* PROBLEM TO SOLVE *
Find each line containing the string "source" and return it.

* STORED RECORDS *
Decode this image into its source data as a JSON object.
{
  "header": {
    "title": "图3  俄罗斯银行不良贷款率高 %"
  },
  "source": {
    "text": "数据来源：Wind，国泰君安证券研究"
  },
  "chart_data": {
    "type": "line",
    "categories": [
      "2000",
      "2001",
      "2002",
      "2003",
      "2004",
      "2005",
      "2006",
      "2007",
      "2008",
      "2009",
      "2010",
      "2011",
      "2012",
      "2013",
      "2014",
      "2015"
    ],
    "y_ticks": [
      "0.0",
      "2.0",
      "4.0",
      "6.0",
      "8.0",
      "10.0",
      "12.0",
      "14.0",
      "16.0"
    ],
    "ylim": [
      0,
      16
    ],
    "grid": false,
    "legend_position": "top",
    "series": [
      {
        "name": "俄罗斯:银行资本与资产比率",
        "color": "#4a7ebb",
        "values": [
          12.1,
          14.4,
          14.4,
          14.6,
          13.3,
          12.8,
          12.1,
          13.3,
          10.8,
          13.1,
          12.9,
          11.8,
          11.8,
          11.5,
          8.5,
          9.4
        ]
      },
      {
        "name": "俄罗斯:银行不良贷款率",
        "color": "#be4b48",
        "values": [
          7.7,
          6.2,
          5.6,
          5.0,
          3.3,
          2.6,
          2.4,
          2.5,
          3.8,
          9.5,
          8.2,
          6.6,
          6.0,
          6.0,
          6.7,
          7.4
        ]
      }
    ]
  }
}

* RESULT OF THE TASK *
Decode this image into its source data as a JSON object.
  "source": {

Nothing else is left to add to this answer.